───── TASK INPUT ─────

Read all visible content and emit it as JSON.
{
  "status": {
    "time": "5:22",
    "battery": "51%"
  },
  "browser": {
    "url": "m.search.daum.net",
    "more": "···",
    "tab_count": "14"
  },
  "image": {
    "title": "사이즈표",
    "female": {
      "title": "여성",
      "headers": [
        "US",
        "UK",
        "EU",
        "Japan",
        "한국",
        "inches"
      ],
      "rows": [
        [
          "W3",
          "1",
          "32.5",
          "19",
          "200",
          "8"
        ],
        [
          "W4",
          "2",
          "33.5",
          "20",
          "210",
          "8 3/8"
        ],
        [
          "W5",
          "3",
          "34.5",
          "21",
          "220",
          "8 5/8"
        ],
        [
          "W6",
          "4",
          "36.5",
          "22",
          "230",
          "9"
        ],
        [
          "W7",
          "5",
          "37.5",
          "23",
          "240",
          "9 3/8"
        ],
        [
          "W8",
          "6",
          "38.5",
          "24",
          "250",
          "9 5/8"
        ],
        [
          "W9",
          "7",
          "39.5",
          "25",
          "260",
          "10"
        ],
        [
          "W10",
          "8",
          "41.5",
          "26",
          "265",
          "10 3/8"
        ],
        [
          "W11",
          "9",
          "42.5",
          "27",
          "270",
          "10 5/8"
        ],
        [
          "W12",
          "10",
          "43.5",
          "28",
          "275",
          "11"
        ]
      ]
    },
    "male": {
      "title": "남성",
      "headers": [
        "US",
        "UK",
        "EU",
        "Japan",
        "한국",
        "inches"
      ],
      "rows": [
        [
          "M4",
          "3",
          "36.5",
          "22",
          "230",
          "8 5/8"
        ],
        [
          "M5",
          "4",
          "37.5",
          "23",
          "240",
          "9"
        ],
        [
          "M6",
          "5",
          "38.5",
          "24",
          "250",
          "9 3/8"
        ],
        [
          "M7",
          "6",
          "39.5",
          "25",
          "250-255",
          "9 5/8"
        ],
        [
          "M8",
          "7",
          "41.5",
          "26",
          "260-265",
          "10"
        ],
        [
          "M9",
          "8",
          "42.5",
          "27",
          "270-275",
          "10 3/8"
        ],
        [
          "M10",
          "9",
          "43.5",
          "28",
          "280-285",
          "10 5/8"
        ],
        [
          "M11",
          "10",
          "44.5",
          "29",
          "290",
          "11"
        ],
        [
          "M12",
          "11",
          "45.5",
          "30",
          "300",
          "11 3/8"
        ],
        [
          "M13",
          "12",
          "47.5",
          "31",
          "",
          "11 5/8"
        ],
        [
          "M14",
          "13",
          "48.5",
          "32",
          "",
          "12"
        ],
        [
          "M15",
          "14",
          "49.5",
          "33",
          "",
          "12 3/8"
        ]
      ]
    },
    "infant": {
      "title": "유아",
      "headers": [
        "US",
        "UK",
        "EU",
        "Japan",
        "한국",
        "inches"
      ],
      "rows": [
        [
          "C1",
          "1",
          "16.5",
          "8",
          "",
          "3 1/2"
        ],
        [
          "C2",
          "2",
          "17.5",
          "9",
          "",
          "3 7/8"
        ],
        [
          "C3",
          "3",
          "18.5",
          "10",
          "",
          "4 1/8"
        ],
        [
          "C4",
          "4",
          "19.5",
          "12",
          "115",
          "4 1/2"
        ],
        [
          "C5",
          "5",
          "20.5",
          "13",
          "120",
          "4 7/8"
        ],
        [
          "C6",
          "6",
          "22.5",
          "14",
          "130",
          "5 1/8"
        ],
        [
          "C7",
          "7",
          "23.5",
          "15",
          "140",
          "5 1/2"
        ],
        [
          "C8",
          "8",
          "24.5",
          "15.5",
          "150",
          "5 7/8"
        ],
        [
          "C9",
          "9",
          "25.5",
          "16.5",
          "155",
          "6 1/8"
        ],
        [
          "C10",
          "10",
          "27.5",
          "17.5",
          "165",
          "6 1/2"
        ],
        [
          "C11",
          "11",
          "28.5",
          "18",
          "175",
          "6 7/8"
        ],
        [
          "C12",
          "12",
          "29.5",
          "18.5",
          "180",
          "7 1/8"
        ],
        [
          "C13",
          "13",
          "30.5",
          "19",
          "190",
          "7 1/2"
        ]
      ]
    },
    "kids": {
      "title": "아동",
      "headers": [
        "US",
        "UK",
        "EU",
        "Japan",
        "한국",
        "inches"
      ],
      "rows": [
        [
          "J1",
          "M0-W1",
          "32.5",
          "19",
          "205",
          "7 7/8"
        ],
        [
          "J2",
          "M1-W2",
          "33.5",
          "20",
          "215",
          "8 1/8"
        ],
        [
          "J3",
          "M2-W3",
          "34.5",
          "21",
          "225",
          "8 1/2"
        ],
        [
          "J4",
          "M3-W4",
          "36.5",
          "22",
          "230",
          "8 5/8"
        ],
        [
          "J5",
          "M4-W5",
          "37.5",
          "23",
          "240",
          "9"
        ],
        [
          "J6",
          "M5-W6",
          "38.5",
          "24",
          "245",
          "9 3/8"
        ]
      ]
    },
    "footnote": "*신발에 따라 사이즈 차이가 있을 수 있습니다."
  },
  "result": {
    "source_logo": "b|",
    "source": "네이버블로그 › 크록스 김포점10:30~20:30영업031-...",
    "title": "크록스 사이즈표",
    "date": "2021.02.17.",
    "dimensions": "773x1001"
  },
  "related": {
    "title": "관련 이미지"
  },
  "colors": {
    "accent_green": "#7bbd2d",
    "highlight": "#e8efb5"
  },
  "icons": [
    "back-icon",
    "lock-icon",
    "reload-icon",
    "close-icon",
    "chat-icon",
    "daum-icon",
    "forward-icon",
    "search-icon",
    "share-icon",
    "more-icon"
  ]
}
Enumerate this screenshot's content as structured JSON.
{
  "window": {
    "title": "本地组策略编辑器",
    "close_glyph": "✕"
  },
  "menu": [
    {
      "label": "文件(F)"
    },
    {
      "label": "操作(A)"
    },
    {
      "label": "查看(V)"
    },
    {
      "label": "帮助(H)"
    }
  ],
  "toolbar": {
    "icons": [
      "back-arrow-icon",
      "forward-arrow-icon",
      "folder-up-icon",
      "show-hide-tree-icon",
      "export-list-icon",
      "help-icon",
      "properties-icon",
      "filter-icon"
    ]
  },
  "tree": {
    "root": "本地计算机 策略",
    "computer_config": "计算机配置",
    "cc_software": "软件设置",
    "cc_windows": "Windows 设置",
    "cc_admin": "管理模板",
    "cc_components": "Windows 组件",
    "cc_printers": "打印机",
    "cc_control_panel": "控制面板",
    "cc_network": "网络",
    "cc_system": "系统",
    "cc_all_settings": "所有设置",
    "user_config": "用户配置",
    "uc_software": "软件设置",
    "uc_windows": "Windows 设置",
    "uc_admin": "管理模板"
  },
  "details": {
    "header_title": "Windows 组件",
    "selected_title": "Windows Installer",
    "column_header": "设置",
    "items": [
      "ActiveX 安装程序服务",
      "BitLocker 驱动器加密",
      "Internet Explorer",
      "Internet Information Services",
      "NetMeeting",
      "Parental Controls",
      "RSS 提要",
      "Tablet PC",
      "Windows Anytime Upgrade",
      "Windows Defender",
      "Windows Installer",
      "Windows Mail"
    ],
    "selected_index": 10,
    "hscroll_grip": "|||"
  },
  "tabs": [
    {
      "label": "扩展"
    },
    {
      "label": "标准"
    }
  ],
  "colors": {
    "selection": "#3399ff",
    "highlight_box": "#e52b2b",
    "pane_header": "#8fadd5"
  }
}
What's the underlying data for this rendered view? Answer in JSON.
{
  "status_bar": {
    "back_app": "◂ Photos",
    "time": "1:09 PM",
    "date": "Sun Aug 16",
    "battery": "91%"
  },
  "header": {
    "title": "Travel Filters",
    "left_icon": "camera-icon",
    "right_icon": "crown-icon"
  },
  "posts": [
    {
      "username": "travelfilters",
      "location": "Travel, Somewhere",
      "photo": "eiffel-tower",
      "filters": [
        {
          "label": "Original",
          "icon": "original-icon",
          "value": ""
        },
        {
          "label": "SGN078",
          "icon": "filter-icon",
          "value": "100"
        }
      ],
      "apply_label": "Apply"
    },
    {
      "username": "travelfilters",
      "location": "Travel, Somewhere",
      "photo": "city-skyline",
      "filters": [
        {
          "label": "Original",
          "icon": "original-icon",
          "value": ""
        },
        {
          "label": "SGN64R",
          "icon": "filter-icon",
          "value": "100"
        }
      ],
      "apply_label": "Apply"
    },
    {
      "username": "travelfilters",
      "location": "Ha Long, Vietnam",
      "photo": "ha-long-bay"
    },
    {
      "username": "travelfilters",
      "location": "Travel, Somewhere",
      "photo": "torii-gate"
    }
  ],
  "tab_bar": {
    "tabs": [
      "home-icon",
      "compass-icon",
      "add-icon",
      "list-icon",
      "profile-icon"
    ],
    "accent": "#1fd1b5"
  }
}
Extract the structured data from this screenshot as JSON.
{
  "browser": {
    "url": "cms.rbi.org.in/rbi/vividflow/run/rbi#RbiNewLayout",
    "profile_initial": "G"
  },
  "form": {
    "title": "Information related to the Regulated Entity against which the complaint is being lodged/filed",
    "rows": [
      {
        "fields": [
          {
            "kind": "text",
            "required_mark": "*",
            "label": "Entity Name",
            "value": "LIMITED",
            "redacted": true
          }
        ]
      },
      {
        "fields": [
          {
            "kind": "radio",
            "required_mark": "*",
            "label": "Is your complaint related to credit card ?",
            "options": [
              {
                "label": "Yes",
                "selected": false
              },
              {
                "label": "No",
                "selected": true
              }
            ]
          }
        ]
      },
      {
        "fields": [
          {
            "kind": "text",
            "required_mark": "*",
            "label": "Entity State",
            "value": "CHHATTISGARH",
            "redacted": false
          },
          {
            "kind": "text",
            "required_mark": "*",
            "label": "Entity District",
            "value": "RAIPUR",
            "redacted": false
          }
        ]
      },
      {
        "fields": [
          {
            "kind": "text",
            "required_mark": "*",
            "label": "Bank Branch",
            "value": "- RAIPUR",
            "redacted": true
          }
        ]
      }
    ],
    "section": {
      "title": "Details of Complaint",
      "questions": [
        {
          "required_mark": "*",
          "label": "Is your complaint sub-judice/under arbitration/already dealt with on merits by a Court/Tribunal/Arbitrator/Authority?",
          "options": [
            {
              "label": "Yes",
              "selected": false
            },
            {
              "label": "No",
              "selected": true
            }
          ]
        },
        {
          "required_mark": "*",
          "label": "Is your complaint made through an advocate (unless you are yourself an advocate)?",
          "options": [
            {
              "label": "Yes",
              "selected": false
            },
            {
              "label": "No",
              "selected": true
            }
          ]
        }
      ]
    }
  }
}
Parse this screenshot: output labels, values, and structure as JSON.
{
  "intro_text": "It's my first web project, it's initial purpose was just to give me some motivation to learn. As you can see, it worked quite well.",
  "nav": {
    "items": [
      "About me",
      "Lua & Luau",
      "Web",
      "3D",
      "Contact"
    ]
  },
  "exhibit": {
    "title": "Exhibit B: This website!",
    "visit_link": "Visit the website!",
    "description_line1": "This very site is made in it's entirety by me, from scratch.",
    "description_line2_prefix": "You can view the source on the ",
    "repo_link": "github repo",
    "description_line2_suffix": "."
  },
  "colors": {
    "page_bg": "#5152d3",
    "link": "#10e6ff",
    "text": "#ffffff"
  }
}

─────

TASK DESCRIPTION:
Where a line above contains the word "Installer", copy that line.

RESULT OF THIS EXERCISE:
    "selected_title": "Windows Installer",
      "Windows Installer",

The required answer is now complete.